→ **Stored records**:
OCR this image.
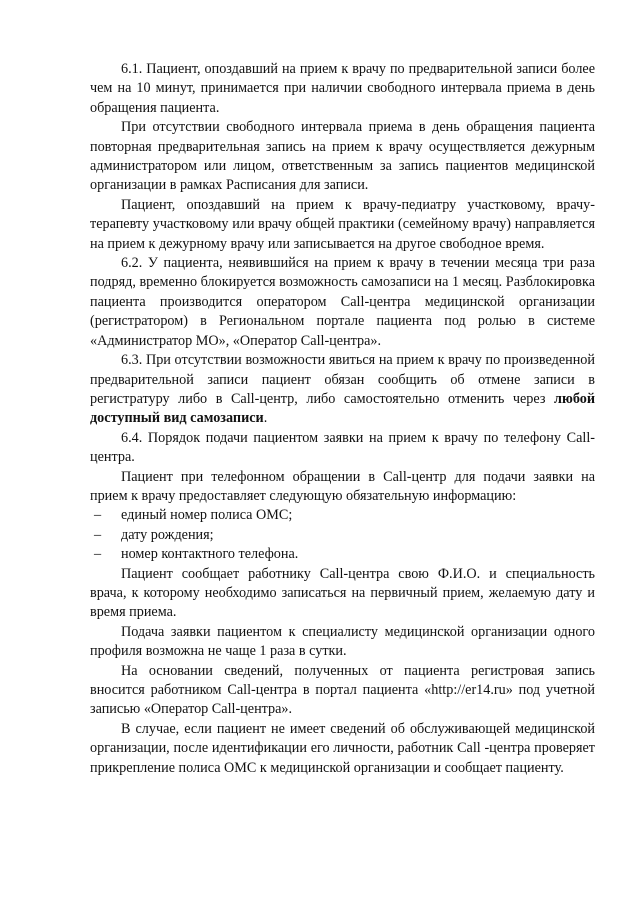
6.1. Пациент, опоздавший на прием к врачу по предварительной записи более чем на 10 минут, принимается при наличии свободного интервала приема в день обращения пациента.

При отсутствии свободного интервала приема в день обращения пациента повторная предварительная запись на прием к врачу осуществляется дежурным администратором или лицом, ответственным за запись пациентов медицинской организации в рамках Расписания для записи.

Пациент, опоздавший на прием к врачу-педиатру участковому, врачу-терапевту участковому или врачу общей практики (семейному врачу) направляется на прием к дежурному врачу или записывается на другое свободное время.

6.2. У пациента, неявившийся на прием к врачу в течении месяца три раза подряд, временно блокируется возможность самозаписи на 1 месяц. Разблокировка пациента производится оператором Call-центра медицинской организации (регистратором) в Региональном портале пациента под ролью в системе «Администратор МО», «Оператор Call-центра».

6.3. При отсутствии возможности явиться на прием к врачу по произведенной предварительной записи пациент обязан сообщить об отмене записи в регистратуру либо в Call-центр, либо самостоятельно отменить через любой доступный вид самозаписи.

6.4. Порядок подачи пациентом заявки на прием к врачу по телефону Call-центра.

Пациент при телефонном обращении в Call-центр для подачи заявки на прием к врачу предоставляет следующую обязательную информацию:

– единый номер полиса ОМС;
– дату рождения;
– номер контактного телефона.

Пациент сообщает работнику Call-центра свою Ф.И.О. и специальность врача, к которому необходимо записаться на первичный прием, желаемую дату и время приема.

Подача заявки пациентом к специалисту медицинской организации одного профиля возможна не чаще 1 раза в сутки.

На основании сведений, полученных от пациента регистровая запись вносится работником Call-центра в портал пациента «http://er14.ru» под учетной записью «Оператор Call-центра».

В случае, если пациент не имеет сведений об обслуживающей медицинской организации, после идентификации его личности, работник Call -центра проверяет прикрепление полиса ОМС к медицинской организации и сообщает пациенту.
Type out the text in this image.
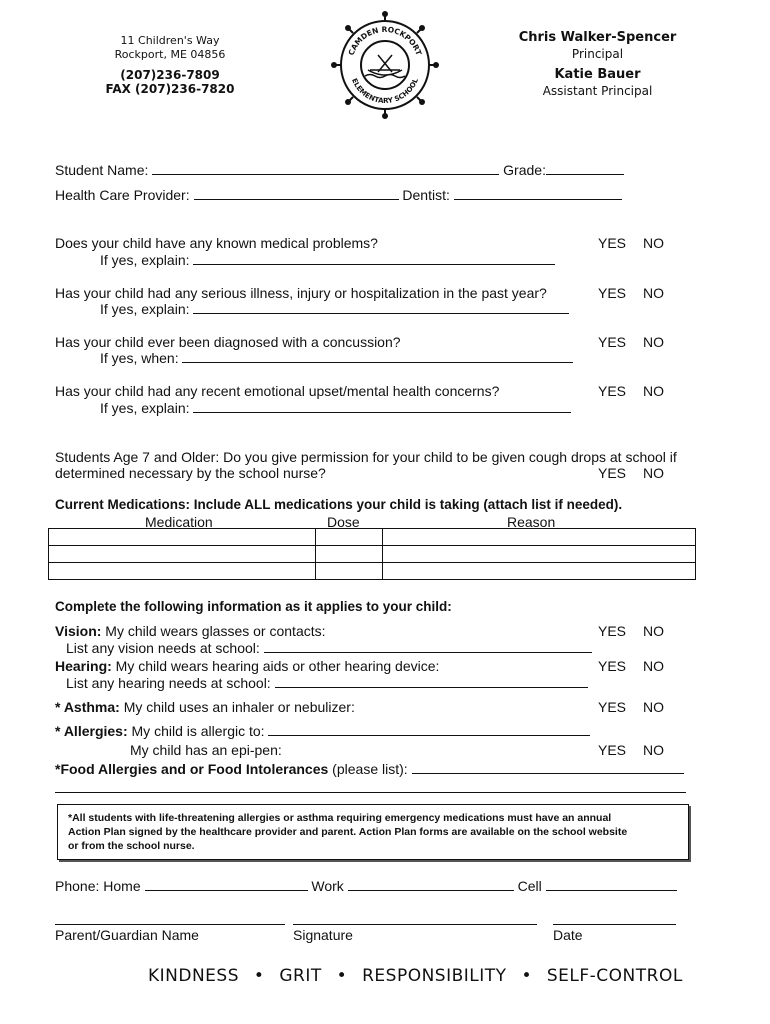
11 Children's Way
Rockport, ME 04856
(207)236-7809
FAX (207)236-7820
CAMDEN ROCKPORT
ELEMENTARY SCHOOL
Chris Walker-Spencer
Principal
Katie Bauer
Assistant Principal
Student Name:	Grade:
Health Care Provider:	Dentist:
Does your child have any known medical problems?
If yes, explain:
YES NO
Has your child had any serious illness, injury or hospitalization in the past year?
If yes, explain:
YES NO
Has your child ever been diagnosed with a concussion?
If yes, when:
YES NO
Has your child had any recent emotional upset/mental health concerns?
If yes, explain:
YES NO
Students Age 7 and Older: Do you give permission for your child to be given cough drops at school if
determined necessary by the school nurse?	YES NO
Current Medications: Include ALL medications your child is taking (attach list if needed).
Medication	Dose	Reason

Complete the following information as it applies to your child:
Vision: My child wears glasses or contacts:	YES NO
List any vision needs at school:
Hearing: My child wears hearing aids or other hearing device:	YES NO
List any hearing needs at school:
* Asthma: My child uses an inhaler or nebulizer:	YES NO
* Allergies: My child is allergic to:
My child has an epi-pen:	YES NO
*Food Allergies and or Food Intolerances (please list):
*All students with life-threatening allergies or asthma requiring emergency medications must have an annual
Action Plan signed by the healthcare provider and parent. Action Plan forms are available on the school website
or from the school nurse.
Phone: Home	Work	Cell
Parent/Guardian Name	Signature	Date
KINDNESS • GRIT • RESPONSIBILITY • SELF-CONTROL
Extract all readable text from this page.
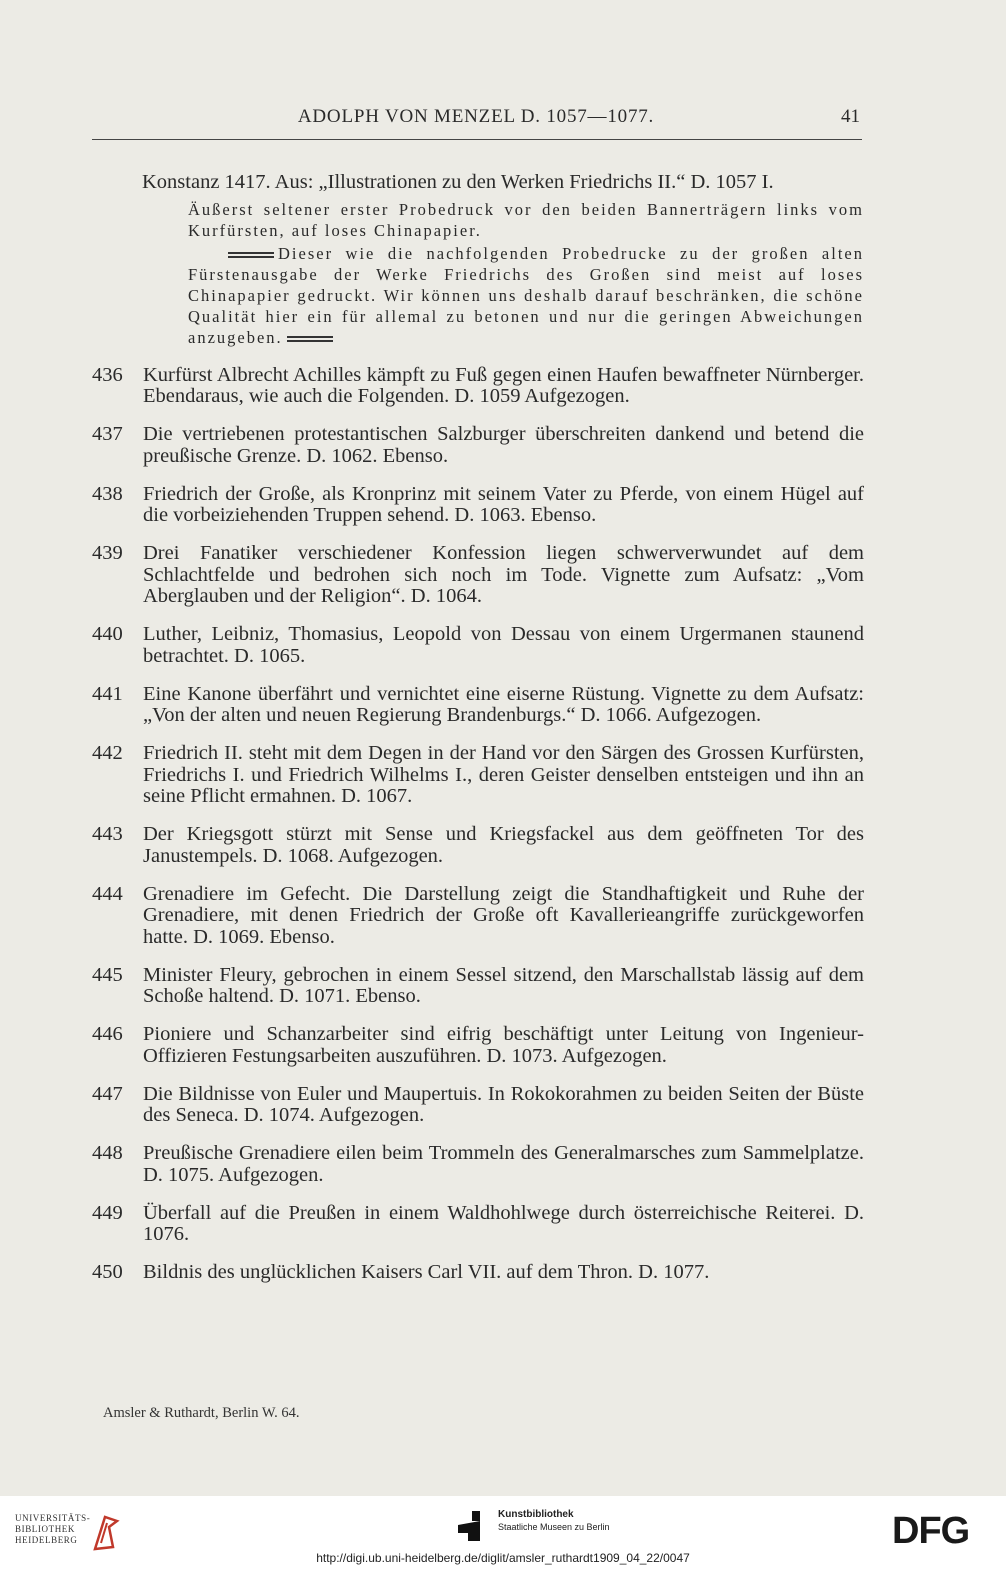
ADOLPH VON MENZEL D. 1057—1077.	41

Konstanz 1417. Aus: „Illustrationen zu den Werken Friedrichs II.“ D. 1057 I.

Äußerst seltener erster Probedruck vor den beiden Bannerträgern links vom Kurfürsten, auf loses Chinapapier.

Dieser wie die nachfolgenden Probedrucke zu der großen alten Fürstenausgabe der Werke Friedrichs des Großen sind meist auf loses Chinapapier gedruckt. Wir können uns deshalb darauf beschränken, die schöne Qualität hier ein für allemal zu betonen und nur die geringen Abweichungen anzugeben.

436 Kurfürst Albrecht Achilles kämpft zu Fuß gegen einen Haufen bewaffneter Nürnberger. Ebendaraus, wie auch die Folgenden. D. 1059 Aufgezogen.

437 Die vertriebenen protestantischen Salzburger überschreiten dankend und betend die preußische Grenze. D. 1062. Ebenso.

438 Friedrich der Große, als Kronprinz mit seinem Vater zu Pferde, von einem Hügel auf die vorbeiziehenden Truppen sehend. D. 1063. Ebenso.

439 Drei Fanatiker verschiedener Konfession liegen schwerverwundet auf dem Schlachtfelde und bedrohen sich noch im Tode. Vignette zum Aufsatz: „Vom Aberglauben und der Religion“. D. 1064.

440 Luther, Leibniz, Thomasius, Leopold von Dessau von einem Urgermanen staunend betrachtet. D. 1065.

441 Eine Kanone überfährt und vernichtet eine eiserne Rüstung. Vignette zu dem Aufsatz: „Von der alten und neuen Regierung Brandenburgs.“ D. 1066. Aufgezogen.

442 Friedrich II. steht mit dem Degen in der Hand vor den Särgen des Grossen Kurfürsten, Friedrichs I. und Friedrich Wilhelms I., deren Geister denselben entsteigen und ihn an seine Pflicht ermahnen. D. 1067.

443 Der Kriegsgott stürzt mit Sense und Kriegsfackel aus dem geöffneten Tor des Janustempels. D. 1068. Aufgezogen.

444 Grenadiere im Gefecht. Die Darstellung zeigt die Standhaftigkeit und Ruhe der Grenadiere, mit denen Friedrich der Große oft Kavallerieangriffe zurückgeworfen hatte. D. 1069. Ebenso.

445 Minister Fleury, gebrochen in einem Sessel sitzend, den Marschallstab lässig auf dem Schoße haltend. D. 1071. Ebenso.

446 Pioniere und Schanzarbeiter sind eifrig beschäftigt unter Leitung von Ingenieur-Offizieren Festungsarbeiten auszuführen. D. 1073. Aufgezogen.

447 Die Bildnisse von Euler und Maupertuis. In Rokokorahmen zu beiden Seiten der Büste des Seneca. D. 1074. Aufgezogen.

448 Preußische Grenadiere eilen beim Trommeln des Generalmarsches zum Sammelplatze. D. 1075. Aufgezogen.

449 Überfall auf die Preußen in einem Waldhohlwege durch österreichische Reiterei. D. 1076.

450 Bildnis des unglücklichen Kaisers Carl VII. auf dem Thron. D. 1077.

Amsler & Ruthardt, Berlin W. 64.
UNIVERSITÄTS-
BIBLIOTHEK
HEIDELBERG
Kunstbibliothek
Staatliche Museen zu Berlin	DFG
http://digi.ub.uni-heidelberg.de/diglit/amsler_ruthardt1909_04_22/0047
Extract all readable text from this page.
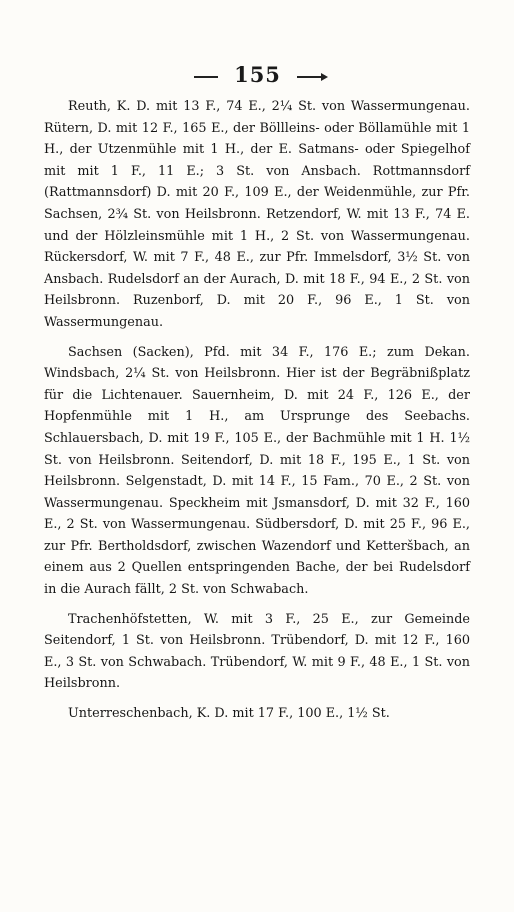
155

Reuth, K. D. mit 13 F., 74 E., 2¼ St. von Wassermungenau. Rütern, D. mit 12 F., 165 E., der Böllleins- oder Böllamühle mit 1 H., der Utzenmühle mit 1 H., der E. Satmans- oder Spiegelhof mit mit 1 F., 11 E.; 3 St. von Ansbach. Rottmannsdorf (Rattmannsdorf) D. mit 20 F., 109 E., der Weidenmühle, zur Pfr. Sachsen, 2¾ St. von Heilsbronn. Retzendorf, W. mit 13 F., 74 E. und der Hölzleinsmühle mit 1 H., 2 St. von Wassermungenau. Rückersdorf, W. mit 7 F., 48 E., zur Pfr. Immelsdorf, 3½ St. von Ansbach. Rudelsdorf an der Aurach, D. mit 18 F., 94 E., 2 St. von Heilsbronn. Ruzenborf, D. mit 20 F., 96 E., 1 St. von Wassermungenau.

Sachsen (Sacken), Pfd. mit 34 F., 176 E.; zum Dekan. Windsbach, 2¼ St. von Heilsbronn. Hier ist der Begräbnißplatz für die Lichtenauer. Sauernheim, D. mit 24 F., 126 E., der Hopfenmühle mit 1 H., am Ursprunge des Seebachs. Schlauersbach, D. mit 19 F., 105 E., der Bachmühle mit 1 H. 1½ St. von Heilsbronn. Seitendorf, D. mit 18 F., 195 E., 1 St. von Heilsbronn. Selgenstadt, D. mit 14 F., 15 Fam., 70 E., 2 St. von Wassermungenau. Speckheim mit Jsmansdorf, D. mit 32 F., 160 E., 2 St. von Wassermungenau. Südbersdorf, D. mit 25 F., 96 E., zur Pfr. Bertholdsdorf, zwischen Wazendorf und Ketteršbach, an einem aus 2 Quellen entspringenden Bache, der bei Rudelsdorf in die Aurach fällt, 2 St. von Schwabach.

Trachenhöfstetten, W. mit 3 F., 25 E., zur Gemeinde Seitendorf, 1 St. von Heilsbronn. Trübendorf, D. mit 12 F., 160 E., 3 St. von Schwabach. Trübendorf, W. mit 9 F., 48 E., 1 St. von Heilsbronn.

Unterreschenbach, K. D. mit 17 F., 100 E., 1½ St.
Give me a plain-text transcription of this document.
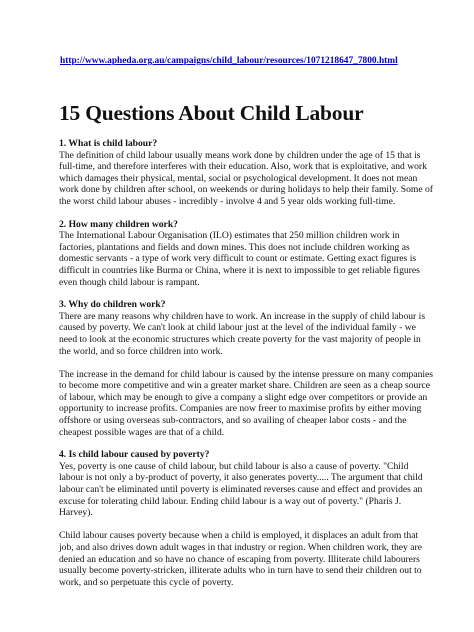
http://www.apheda.org.au/campaigns/child_labour/resources/1071218647_7800.html
15 Questions About Child Labour

1. What is child labour?

The definition of child labour usually means work done by children under the age of 15 that is full-time, and therefore interferes with their education. Also, work that is exploitative, and work which damages their physical, mental, social or psychological development. It does not mean work done by children after school, on weekends or during holidays to help their family. Some of the worst child labour abuses - incredibly - involve 4 and 5 year olds working full-time.

2. How many children work?

The International Labour Organisation (ILO) estimates that 250 million children work in factories, plantations and fields and down mines. This does not include children working as domestic servants - a type of work very difficult to count or estimate. Getting exact figures is difficult in countries like Burma or China, where it is next to impossible to get reliable figures even though child labour is rampant.

3. Why do children work?

There are many reasons why children have to work. An increase in the supply of child labour is caused by poverty. We can't look at child labour just at the level of the individual family - we need to look at the economic structures which create poverty for the vast majority of people in the world, and so force children into work.

The increase in the demand for child labour is caused by the intense pressure on many companies to become more competitive and win a greater market share. Children are seen as a cheap source of labour, which may be enough to give a company a slight edge over competitors or provide an opportunity to increase profits. Companies are now freer to maximise profits by either moving offshore or using overseas sub-contractors, and so availing of cheaper labor costs - and the cheapest possible wages are that of a child.

4. Is child labour caused by poverty?

Yes, poverty is one cause of child labour, but child labour is also a cause of poverty. "Child labour is not only a by-product of poverty, it also generates poverty..... The argument that child labour can't be eliminated until poverty is eliminated reverses cause and effect and provides an excuse for tolerating child labour. Ending child labour is a way out of poverty." (Pharis J. Harvey).

Child labour causes poverty because when a child is employed, it displaces an adult from that job, and also drives down adult wages in that industry or region. When children work, they are denied an education and so have no chance of escaping from poverty. Illiterate child labourers usually become poverty-stricken, illiterate adults who in turn have to send their children out to work, and so perpetuate this cycle of poverty.
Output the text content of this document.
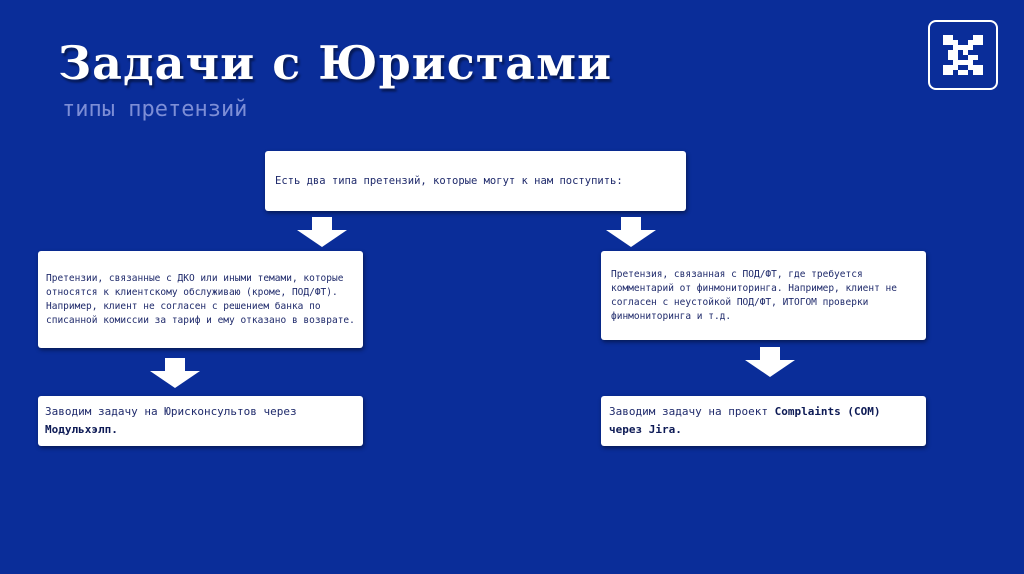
Задачи с Юристами
типы претензий
Есть два типа претензий, которые могут к нам поступить:
Претензии, связанные с ДКО или иными темами, которые относятся к клиентскому обслуживаю (кроме, ПОД/ФТ). Например, клиент не согласен с решением банка по списанной комиссии за тариф и ему отказано в возврате.
Претензия, связанная с ПОД/ФТ, где требуется комментарий от финмониторинга. Например, клиент не согласен с неустойкой ПОД/ФТ, ИТОГОМ проверки финмониторинга и т.д.
Заводим задачу на Юрисконсультов через Модульхэлп.
Заводим задачу на проект Complaints (COM) через Jira.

→ **What is expected**: Scan the lines for the string "Aufgezogen". Copy out each line that matches.

→ **Exercise solution**:
436 Kurfürst Albrecht Achilles kämpft zu Fuß gegen einen Haufen bewaffneter Nürnberger. Ebendaraus, wie auch die Folgenden. D. 1059 Aufgezogen.
441 Eine Kanone überfährt und vernichtet eine eiserne Rüstung. Vignette zu dem Aufsatz: „Von der alten und neuen Regierung Brandenburgs.“ D. 1066. Aufgezogen.
443 Der Kriegsgott stürzt mit Sense und Kriegsfackel aus dem geöffneten Tor des Janustempels. D. 1068. Aufgezogen.
446 Pioniere und Schanzarbeiter sind eifrig beschäftigt unter Leitung von Ingenieur-Offizieren Festungsarbeiten auszuführen. D. 1073. Aufgezogen.
447 Die Bildnisse von Euler und Maupertuis. In Rokokorahmen zu beiden Seiten der Büste des Seneca. D. 1074. Aufgezogen.
448 Preußische Grenadiere eilen beim Trommeln des Generalmarsches zum Sammelplatze. D. 1075. Aufgezogen.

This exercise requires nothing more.